#### GIVEN REQUEST
Only a number is expected: how many lines in the data below contain the word "title".

#### ITEMS
☆ ☆ ☆
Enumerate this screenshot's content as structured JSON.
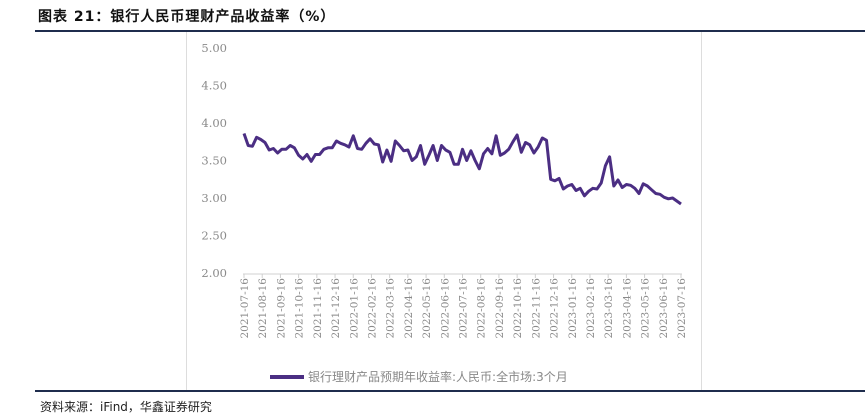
{
  "title": "图表 21：银行人民币理财产品收益率（%）",
  "source": "资料来源：iFind，华鑫证券研究",
  "colors": {
    "line": "#4b2e83",
    "rule": "#1f2d4d"
  },
  "chart_data": {
    "type": "line",
    "title": "图表 21：银行人民币理财产品收益率（%）",
    "xlabel": "",
    "ylabel": "",
    "ylim": [
      2.0,
      5.0
    ],
    "yticks": [
      "5.00",
      "4.50",
      "4.00",
      "3.50",
      "3.00",
      "2.50",
      "2.00"
    ],
    "ytick_values": [
      5.0,
      4.5,
      4.0,
      3.5,
      3.0,
      2.5,
      2.0
    ],
    "xticks": [
      "2021-07-16",
      "2021-08-16",
      "2021-09-16",
      "2021-10-16",
      "2021-11-16",
      "2021-12-16",
      "2022-01-16",
      "2022-02-16",
      "2022-03-16",
      "2022-04-16",
      "2022-05-16",
      "2022-06-16",
      "2022-07-16",
      "2022-08-16",
      "2022-09-16",
      "2022-10-16",
      "2022-11-16",
      "2022-12-16",
      "2023-01-16",
      "2023-02-16",
      "2023-03-16",
      "2023-04-16",
      "2023-05-16",
      "2023-06-16",
      "2023-07-16"
    ],
    "grid": false,
    "legend_position": "bottom",
    "series": [
      {
        "name": "银行理财产品预期年收益率:人民币:全市场:3个月",
        "x_range": [
          "2021-07-16",
          "2023-07-16"
        ],
        "values": [
          3.86,
          3.7,
          3.69,
          3.81,
          3.78,
          3.74,
          3.64,
          3.66,
          3.6,
          3.65,
          3.65,
          3.7,
          3.67,
          3.57,
          3.52,
          3.58,
          3.49,
          3.58,
          3.58,
          3.65,
          3.67,
          3.67,
          3.76,
          3.73,
          3.71,
          3.68,
          3.83,
          3.66,
          3.65,
          3.73,
          3.79,
          3.72,
          3.71,
          3.48,
          3.64,
          3.49,
          3.76,
          3.7,
          3.63,
          3.64,
          3.5,
          3.55,
          3.7,
          3.45,
          3.57,
          3.7,
          3.5,
          3.7,
          3.64,
          3.61,
          3.45,
          3.45,
          3.65,
          3.5,
          3.63,
          3.5,
          3.39,
          3.59,
          3.66,
          3.59,
          3.83,
          3.57,
          3.6,
          3.65,
          3.75,
          3.84,
          3.61,
          3.74,
          3.71,
          3.6,
          3.68,
          3.8,
          3.77,
          3.25,
          3.23,
          3.26,
          3.12,
          3.16,
          3.18,
          3.1,
          3.13,
          3.03,
          3.09,
          3.13,
          3.12,
          3.2,
          3.43,
          3.55,
          3.16,
          3.24,
          3.14,
          3.18,
          3.17,
          3.13,
          3.06,
          3.19,
          3.16,
          3.11,
          3.06,
          3.05,
          3.01,
          2.99,
          3.0,
          2.96,
          2.92
        ]
      }
    ]
  }
}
☆ ☆ ☆
#### TASK RESULT
2